▶ **TASK PROMPT**: Gather from the material every line that contains the string "marker".

Stored items:
........

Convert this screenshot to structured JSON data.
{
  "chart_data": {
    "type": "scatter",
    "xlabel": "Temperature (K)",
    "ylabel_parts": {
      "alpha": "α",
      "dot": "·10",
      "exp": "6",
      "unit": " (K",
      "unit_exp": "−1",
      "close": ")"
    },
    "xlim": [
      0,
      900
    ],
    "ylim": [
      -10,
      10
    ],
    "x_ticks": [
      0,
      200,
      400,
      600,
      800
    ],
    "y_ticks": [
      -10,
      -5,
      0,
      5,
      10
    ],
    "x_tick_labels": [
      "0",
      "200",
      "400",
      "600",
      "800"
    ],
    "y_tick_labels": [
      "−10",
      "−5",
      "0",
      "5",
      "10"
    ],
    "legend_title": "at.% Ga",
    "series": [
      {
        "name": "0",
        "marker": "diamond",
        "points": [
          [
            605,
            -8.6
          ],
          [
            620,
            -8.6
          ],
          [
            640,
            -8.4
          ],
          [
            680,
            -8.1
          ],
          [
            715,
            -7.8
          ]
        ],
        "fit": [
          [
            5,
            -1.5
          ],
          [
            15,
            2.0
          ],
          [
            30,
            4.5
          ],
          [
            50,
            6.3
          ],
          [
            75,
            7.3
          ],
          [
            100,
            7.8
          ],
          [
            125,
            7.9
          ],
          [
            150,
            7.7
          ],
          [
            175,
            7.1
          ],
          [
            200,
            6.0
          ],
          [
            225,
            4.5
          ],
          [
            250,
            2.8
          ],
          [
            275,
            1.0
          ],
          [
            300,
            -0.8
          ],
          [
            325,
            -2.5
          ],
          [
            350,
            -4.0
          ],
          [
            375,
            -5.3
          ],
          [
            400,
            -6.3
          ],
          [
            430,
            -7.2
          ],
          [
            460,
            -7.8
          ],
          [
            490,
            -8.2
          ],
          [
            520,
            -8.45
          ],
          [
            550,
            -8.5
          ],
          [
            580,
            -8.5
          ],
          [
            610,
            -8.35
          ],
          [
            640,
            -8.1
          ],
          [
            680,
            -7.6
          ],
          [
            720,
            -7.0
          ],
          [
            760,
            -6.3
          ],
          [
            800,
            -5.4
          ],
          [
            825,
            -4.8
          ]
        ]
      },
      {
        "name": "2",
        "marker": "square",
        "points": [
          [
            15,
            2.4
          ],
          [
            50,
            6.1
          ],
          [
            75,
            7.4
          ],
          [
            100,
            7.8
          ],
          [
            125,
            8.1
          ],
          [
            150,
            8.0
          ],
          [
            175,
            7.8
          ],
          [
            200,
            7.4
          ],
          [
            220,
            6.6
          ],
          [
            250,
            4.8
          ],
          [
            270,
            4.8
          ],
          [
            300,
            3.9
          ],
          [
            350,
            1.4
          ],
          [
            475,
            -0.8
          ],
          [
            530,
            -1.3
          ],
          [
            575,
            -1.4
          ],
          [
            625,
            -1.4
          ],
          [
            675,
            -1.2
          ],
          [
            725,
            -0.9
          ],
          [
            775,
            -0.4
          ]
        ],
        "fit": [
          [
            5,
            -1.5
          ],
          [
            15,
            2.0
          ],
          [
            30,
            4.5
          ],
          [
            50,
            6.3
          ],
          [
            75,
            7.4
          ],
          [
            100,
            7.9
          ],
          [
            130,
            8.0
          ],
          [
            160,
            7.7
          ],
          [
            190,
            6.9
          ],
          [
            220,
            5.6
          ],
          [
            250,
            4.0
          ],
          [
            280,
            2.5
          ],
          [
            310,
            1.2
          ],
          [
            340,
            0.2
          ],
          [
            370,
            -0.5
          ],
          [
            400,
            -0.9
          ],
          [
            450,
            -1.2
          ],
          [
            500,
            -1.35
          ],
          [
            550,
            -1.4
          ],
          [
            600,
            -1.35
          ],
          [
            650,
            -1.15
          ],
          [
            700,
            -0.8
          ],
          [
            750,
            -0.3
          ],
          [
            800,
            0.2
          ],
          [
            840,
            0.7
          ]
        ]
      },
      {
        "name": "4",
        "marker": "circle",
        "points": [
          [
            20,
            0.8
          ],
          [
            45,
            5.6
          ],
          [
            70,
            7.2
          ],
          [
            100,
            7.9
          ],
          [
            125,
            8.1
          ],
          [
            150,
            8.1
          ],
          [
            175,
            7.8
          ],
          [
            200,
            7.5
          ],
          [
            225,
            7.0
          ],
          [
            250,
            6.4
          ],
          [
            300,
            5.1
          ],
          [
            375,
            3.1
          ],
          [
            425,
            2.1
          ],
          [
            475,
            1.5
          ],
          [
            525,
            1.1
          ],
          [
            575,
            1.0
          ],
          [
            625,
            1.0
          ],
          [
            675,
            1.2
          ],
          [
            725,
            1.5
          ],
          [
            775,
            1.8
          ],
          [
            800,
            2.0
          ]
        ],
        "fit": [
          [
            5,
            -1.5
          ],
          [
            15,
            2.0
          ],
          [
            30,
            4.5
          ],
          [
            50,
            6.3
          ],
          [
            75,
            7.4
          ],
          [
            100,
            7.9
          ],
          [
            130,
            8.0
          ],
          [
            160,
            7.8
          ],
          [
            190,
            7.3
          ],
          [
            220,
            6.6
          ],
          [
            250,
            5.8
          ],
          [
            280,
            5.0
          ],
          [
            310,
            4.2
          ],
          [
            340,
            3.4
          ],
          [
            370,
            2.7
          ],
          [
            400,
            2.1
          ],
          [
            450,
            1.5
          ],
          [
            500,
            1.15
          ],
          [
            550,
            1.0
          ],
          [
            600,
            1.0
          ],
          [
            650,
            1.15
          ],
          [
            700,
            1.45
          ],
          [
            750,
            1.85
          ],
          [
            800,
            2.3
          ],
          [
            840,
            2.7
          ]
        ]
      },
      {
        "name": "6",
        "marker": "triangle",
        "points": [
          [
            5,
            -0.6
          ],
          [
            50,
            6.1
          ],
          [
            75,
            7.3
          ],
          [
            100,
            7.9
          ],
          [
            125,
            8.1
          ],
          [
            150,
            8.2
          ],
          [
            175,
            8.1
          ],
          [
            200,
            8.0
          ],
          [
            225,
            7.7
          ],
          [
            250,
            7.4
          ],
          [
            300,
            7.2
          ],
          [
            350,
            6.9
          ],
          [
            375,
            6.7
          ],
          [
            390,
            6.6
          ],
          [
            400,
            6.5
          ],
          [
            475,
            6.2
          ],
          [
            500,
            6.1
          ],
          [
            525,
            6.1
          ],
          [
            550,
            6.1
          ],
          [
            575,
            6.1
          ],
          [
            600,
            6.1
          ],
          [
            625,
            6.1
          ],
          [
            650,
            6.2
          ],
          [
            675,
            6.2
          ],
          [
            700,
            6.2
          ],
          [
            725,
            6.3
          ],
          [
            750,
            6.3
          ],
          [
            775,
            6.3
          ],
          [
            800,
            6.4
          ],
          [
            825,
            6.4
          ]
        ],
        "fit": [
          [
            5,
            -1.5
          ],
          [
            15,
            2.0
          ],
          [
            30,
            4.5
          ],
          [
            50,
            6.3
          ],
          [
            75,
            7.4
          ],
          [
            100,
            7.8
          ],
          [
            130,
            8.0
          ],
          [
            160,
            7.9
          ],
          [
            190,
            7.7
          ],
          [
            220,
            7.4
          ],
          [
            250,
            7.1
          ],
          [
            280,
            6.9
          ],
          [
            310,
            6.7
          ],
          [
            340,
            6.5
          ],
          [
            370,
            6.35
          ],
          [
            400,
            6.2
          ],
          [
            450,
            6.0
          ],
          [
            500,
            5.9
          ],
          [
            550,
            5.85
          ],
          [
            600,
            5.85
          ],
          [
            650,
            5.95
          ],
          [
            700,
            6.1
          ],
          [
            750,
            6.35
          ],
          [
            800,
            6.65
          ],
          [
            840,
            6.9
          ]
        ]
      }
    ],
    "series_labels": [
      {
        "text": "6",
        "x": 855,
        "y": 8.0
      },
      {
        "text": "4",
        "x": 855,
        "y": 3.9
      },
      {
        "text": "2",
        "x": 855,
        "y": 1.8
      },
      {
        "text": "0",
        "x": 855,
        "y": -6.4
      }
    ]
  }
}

........

▶ **SOLUTION TO THE EXERCISE**:
        "marker": "diamond",
        "marker": "square",
        "marker": "circle",
        "marker": "triangle",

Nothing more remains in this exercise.